Data records:
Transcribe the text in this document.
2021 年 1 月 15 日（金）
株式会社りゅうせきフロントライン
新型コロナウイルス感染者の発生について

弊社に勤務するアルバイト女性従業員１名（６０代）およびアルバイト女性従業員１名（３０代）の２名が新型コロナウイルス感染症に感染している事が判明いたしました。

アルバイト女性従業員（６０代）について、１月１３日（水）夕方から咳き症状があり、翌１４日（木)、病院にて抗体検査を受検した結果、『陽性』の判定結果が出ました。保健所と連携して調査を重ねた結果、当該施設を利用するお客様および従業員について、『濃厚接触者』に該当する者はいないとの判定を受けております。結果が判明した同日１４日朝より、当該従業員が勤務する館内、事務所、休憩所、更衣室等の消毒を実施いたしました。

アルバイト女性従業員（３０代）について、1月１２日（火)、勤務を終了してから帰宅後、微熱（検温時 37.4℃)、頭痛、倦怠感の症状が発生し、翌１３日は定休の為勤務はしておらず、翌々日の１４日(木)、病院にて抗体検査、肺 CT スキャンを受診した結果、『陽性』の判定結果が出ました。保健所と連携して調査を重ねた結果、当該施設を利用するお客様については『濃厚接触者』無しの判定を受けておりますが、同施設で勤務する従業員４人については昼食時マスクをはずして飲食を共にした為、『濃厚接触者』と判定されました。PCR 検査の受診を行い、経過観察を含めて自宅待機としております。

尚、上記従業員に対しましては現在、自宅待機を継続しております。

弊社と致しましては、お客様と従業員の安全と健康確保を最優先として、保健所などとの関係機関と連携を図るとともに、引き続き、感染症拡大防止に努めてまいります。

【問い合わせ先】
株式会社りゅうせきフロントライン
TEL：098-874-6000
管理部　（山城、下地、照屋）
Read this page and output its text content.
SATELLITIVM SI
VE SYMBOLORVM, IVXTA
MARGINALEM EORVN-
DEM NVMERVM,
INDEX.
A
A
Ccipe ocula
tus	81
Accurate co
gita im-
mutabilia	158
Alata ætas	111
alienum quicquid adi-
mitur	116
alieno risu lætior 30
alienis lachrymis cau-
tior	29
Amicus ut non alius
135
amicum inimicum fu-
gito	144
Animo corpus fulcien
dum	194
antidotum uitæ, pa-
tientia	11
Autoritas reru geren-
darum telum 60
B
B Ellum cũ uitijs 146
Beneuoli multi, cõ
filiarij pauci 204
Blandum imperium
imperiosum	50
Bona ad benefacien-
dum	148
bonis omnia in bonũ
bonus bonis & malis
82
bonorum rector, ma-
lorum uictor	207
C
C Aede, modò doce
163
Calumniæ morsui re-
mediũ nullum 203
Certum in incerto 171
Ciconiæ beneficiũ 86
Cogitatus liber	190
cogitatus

#### DESCRIPTION OF THE TASK:
Write out every entry exactly as given.

#### REPLY TO THE TASK:
Transcribe the text in this document.
2021 年 1 月 15 日（金）
株式会社りゅうせきフロントライン
新型コロナウイルス感染者の発生について

弊社に勤務するアルバイト女性従業員１名（６０代）およびアルバイト女性従業員１名（３０代）の２名が新型コロナウイルス感染症に感染している事が判明いたしました。

アルバイト女性従業員（６０代）について、１月１３日（水）夕方から咳き症状があり、翌１４日（木)、病院にて抗体検査を受検した結果、『陽性』の判定結果が出ました。保健所と連携して調査を重ねた結果、当該施設を利用するお客様および従業員について、『濃厚接触者』に該当する者はいないとの判定を受けております。結果が判明した同日１４日朝より、当該従業員が勤務する館内、事務所、休憩所、更衣室等の消毒を実施いたしました。

アルバイト女性従業員（３０代）について、1月１２日（火)、勤務を終了してから帰宅後、微熱（検温時 37.4℃)、頭痛、倦怠感の症状が発生し、翌１３日は定休の為勤務はしておらず、翌々日の１４日(木)、病院にて抗体検査、肺 CT スキャンを受診した結果、『陽性』の判定結果が出ました。保健所と連携して調査を重ねた結果、当該施設を利用するお客様については『濃厚接触者』無しの判定を受けておりますが、同施設で勤務する従業員４人については昼食時マスクをはずして飲食を共にした為、『濃厚接触者』と判定されました。PCR 検査の受診を行い、経過観察を含めて自宅待機としております。

尚、上記従業員に対しましては現在、自宅待機を継続しております。

弊社と致しましては、お客様と従業員の安全と健康確保を最優先として、保健所などとの関係機関と連携を図るとともに、引き続き、感染症拡大防止に努めてまいります。

【問い合わせ先】
株式会社りゅうせきフロントライン
TEL：098-874-6000
管理部　（山城、下地、照屋）
Read this page and output its text content.
SATELLITIVM SI
VE SYMBOLORVM, IVXTA
MARGINALEM EORVN-
DEM NVMERVM,
INDEX.
A
A
Ccipe ocula
tus	81
Accurate co
gita im-
mutabilia	158
Alata ætas	111
alienum quicquid adi-
mitur	116
alieno risu lætior 30
alienis lachrymis cau-
tior	29
Amicus ut non alius
135
amicum inimicum fu-
gito	144
Animo corpus fulcien
dum	194
antidotum uitæ, pa-
tientia	11
Autoritas reru geren-
darum telum 60
B
B Ellum cũ uitijs 146
Beneuoli multi, cõ
filiarij pauci 204
Blandum imperium
imperiosum	50
Bona ad benefacien-
dum	148
bonis omnia in bonũ
bonus bonis & malis
82
bonorum rector, ma-
lorum uictor	207
C
C Aede, modò doce
163
Calumniæ morsui re-
mediũ nullum 203
Certum in incerto 171
Ciconiæ beneficiũ 86
Cogitatus liber	190
cogitatus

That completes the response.